Data entries
+-------+

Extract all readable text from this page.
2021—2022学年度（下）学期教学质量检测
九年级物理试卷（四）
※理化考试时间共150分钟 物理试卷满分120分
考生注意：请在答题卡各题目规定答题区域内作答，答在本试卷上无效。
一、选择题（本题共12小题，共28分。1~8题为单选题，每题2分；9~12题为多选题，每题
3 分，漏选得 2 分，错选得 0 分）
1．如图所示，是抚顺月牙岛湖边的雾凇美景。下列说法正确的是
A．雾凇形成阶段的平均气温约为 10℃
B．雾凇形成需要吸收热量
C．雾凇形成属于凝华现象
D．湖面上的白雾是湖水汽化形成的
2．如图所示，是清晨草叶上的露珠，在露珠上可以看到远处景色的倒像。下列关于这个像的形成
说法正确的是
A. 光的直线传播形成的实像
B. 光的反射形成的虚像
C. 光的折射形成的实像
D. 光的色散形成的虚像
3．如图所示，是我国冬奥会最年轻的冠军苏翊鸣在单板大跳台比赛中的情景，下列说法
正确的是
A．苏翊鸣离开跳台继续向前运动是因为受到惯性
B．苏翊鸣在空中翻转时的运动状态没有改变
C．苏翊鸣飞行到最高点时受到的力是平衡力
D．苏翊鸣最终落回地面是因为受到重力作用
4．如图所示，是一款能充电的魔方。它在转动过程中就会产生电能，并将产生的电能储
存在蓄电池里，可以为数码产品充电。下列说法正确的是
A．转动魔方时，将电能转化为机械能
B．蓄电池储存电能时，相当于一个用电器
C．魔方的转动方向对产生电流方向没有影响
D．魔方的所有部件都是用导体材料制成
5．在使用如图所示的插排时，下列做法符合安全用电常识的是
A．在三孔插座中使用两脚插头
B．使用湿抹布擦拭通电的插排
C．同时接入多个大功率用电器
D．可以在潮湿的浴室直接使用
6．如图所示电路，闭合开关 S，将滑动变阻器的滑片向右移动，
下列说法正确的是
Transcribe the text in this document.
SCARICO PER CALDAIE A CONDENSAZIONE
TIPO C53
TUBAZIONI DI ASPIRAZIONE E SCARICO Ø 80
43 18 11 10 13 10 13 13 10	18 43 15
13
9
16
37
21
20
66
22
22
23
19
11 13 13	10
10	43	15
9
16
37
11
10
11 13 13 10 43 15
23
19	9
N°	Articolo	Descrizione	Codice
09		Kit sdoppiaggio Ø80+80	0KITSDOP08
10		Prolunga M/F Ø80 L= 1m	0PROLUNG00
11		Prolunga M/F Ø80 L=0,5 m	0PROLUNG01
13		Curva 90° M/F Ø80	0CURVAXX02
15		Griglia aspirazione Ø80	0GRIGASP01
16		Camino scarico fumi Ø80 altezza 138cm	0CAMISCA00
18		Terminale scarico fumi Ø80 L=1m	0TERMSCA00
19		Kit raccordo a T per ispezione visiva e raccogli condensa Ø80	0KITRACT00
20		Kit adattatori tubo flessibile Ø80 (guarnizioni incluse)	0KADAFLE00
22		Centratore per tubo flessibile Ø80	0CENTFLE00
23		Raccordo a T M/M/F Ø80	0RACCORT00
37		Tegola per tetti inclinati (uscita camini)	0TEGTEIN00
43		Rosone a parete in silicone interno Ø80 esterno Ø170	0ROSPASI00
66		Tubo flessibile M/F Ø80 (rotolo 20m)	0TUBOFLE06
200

+-------+

• Instructions for the task
Copy each line holding the word "Prolunga" from the listing above.

• Final result
10		Prolunga M/F Ø80 L= 1m	0PROLUNG00
11		Prolunga M/F Ø80 L=0,5 m	0PROLUNG01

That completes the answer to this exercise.